**DIRECTIONS:**
Determine how many lines of the records include "Install", and answer with the number alone.

-------

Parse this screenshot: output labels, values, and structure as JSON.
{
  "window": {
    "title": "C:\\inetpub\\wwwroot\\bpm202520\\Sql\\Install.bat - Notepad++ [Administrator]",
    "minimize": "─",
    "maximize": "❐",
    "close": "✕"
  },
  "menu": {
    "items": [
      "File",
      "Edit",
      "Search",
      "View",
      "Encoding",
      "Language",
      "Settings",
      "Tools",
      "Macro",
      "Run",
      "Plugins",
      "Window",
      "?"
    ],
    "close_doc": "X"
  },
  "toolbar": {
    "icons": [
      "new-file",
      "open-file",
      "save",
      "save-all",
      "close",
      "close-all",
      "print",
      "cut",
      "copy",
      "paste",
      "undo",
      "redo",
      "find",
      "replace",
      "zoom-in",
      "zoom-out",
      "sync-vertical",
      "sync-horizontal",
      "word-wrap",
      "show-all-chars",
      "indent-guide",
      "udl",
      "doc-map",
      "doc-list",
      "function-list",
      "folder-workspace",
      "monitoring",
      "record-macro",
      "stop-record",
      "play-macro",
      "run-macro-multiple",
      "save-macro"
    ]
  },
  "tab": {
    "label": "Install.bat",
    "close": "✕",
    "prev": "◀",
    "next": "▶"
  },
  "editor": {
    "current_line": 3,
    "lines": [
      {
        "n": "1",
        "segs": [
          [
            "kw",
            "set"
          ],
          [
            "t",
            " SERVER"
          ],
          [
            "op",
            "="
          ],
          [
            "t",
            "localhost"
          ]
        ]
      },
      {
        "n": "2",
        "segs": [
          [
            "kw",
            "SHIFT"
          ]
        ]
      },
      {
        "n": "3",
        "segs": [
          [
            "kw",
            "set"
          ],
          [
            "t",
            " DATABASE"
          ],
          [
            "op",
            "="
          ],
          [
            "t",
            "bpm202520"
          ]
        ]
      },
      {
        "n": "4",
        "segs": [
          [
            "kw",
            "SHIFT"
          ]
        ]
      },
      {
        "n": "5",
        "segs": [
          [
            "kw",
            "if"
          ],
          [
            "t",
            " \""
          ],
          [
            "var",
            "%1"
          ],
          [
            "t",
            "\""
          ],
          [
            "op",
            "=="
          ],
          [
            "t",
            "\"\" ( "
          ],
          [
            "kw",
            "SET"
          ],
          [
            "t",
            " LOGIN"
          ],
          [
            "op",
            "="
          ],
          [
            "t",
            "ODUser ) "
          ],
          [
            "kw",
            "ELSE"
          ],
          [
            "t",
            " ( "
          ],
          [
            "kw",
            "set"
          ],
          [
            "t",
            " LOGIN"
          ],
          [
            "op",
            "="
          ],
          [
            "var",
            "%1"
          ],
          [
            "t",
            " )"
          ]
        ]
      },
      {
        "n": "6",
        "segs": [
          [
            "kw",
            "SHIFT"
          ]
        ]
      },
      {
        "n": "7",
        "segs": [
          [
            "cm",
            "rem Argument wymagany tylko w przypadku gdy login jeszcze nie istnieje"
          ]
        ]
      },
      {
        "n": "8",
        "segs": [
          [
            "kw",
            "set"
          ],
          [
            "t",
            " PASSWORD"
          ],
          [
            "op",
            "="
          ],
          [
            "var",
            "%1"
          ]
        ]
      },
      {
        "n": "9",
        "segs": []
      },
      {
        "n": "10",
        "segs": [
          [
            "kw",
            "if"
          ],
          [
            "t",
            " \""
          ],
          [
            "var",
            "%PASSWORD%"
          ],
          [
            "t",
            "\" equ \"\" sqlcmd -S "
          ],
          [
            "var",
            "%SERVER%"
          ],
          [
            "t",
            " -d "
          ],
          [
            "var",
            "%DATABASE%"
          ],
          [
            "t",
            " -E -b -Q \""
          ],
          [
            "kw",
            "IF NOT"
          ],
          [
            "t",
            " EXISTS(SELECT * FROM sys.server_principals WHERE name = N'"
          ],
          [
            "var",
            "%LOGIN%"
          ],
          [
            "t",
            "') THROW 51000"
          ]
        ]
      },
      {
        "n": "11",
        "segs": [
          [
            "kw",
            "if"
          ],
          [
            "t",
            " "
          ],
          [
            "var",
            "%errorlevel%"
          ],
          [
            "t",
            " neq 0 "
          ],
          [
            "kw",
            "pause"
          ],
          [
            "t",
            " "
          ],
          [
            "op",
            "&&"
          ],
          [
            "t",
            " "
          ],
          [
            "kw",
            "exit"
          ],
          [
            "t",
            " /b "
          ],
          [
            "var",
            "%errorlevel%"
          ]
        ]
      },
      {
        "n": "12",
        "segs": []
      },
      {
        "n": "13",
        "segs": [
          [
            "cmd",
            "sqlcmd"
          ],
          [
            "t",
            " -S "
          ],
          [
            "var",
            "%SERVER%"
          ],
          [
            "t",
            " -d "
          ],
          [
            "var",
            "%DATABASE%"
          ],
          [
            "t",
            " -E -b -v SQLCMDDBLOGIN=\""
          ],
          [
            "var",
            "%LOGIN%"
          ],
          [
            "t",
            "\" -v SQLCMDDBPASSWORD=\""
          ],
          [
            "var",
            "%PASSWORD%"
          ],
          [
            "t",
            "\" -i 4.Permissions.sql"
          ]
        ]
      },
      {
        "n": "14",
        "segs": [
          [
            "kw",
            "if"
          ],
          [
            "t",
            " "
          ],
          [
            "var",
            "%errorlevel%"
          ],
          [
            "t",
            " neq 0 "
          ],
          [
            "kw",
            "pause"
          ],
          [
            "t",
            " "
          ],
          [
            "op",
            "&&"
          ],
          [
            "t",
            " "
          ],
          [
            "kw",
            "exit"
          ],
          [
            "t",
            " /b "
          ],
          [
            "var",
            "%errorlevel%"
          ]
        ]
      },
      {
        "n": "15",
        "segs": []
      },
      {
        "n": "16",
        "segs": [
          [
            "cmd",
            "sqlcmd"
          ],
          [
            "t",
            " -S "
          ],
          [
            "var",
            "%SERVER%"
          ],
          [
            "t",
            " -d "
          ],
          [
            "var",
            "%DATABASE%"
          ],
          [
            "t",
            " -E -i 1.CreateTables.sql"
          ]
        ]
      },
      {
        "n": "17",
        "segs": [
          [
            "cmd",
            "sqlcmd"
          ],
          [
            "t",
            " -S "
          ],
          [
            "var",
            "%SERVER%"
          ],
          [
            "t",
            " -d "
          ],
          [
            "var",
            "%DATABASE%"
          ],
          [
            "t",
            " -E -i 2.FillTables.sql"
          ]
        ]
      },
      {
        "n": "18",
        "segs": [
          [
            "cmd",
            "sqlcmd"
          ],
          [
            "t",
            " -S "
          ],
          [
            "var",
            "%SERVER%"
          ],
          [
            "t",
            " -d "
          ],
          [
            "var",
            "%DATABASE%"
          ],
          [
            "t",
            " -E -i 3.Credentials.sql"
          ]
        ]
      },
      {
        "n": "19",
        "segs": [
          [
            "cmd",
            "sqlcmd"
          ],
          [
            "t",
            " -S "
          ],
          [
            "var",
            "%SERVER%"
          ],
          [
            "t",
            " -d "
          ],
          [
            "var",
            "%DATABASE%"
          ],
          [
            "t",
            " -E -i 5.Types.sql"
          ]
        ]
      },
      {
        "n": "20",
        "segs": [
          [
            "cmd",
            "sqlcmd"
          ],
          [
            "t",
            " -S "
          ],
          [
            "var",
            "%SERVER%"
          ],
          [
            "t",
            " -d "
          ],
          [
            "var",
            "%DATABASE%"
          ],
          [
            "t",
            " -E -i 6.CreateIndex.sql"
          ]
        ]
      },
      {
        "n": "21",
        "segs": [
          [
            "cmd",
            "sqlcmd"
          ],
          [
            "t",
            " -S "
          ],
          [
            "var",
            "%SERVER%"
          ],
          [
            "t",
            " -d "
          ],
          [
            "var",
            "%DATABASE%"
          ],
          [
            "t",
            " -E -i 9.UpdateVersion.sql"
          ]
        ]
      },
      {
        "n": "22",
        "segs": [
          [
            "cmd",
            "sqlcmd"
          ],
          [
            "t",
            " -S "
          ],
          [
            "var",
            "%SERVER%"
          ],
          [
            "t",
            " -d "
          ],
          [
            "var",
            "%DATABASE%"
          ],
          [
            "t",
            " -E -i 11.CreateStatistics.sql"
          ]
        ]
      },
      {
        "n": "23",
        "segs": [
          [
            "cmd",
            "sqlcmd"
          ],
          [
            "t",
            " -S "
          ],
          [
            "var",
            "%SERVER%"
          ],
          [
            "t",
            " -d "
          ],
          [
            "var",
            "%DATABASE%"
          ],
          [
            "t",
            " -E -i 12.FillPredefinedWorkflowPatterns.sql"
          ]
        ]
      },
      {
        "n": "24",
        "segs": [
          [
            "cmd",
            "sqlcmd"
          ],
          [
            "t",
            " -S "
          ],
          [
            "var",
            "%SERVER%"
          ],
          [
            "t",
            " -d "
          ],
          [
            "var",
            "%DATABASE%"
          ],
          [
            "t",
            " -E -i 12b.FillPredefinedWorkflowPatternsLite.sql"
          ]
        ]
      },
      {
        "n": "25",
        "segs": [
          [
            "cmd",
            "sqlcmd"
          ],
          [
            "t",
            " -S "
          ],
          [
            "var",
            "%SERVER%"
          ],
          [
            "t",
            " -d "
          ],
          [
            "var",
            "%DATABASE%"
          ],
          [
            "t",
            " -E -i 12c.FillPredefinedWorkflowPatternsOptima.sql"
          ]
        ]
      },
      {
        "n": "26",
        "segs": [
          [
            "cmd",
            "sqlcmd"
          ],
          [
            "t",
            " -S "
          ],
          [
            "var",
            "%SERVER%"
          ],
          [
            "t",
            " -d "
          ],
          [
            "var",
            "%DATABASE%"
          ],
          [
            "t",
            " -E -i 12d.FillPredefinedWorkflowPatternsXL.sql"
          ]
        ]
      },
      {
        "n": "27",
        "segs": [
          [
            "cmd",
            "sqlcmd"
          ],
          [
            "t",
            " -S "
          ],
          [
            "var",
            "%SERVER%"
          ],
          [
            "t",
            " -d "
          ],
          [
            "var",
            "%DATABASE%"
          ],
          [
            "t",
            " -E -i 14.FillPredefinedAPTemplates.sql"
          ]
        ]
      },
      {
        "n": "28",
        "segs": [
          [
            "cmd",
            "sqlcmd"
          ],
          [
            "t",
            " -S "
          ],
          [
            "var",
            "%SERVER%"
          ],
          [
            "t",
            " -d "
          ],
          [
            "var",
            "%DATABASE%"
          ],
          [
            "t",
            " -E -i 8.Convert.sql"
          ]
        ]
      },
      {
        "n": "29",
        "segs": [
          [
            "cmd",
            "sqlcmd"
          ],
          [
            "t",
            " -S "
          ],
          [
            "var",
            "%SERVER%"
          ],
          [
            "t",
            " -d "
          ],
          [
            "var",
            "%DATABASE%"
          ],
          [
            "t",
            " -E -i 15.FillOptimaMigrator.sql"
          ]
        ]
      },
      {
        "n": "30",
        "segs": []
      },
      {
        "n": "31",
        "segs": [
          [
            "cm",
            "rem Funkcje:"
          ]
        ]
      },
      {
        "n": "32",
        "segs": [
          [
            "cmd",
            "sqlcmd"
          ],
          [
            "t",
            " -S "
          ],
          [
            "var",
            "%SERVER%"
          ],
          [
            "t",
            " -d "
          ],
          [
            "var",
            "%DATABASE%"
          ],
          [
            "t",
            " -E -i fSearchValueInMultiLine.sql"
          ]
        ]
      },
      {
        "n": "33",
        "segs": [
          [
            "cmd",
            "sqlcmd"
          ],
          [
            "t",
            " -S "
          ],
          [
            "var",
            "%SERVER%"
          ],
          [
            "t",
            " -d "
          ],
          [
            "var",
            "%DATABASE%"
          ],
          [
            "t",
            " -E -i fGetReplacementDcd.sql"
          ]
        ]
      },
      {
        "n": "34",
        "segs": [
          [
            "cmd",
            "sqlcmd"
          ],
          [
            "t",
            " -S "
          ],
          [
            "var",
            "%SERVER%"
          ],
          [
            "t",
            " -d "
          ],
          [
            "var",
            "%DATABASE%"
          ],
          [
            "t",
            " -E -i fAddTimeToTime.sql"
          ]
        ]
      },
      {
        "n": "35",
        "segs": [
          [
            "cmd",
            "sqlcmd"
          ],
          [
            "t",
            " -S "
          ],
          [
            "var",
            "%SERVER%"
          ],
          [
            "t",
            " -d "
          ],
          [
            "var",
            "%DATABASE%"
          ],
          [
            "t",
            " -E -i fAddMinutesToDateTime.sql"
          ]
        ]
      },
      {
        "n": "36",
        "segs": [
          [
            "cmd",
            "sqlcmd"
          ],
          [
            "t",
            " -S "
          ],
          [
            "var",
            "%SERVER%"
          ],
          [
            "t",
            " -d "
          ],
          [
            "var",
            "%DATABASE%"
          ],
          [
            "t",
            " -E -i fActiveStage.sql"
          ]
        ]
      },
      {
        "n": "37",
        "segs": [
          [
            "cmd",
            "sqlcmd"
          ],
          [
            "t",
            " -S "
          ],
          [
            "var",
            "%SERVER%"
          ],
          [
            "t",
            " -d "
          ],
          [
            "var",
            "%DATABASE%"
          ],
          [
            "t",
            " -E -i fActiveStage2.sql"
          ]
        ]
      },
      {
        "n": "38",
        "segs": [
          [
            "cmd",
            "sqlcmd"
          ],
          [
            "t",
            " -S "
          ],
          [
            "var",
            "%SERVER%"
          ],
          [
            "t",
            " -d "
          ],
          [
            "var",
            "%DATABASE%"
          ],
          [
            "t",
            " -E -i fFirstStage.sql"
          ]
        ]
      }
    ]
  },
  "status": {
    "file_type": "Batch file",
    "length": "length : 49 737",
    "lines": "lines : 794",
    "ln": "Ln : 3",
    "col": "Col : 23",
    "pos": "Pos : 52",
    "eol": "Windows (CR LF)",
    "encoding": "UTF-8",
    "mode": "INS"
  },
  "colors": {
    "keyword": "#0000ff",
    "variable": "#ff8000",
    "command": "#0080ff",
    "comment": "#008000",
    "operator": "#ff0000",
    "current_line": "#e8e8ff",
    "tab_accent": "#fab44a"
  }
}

-------

**EXPECTED ANSWER:**
2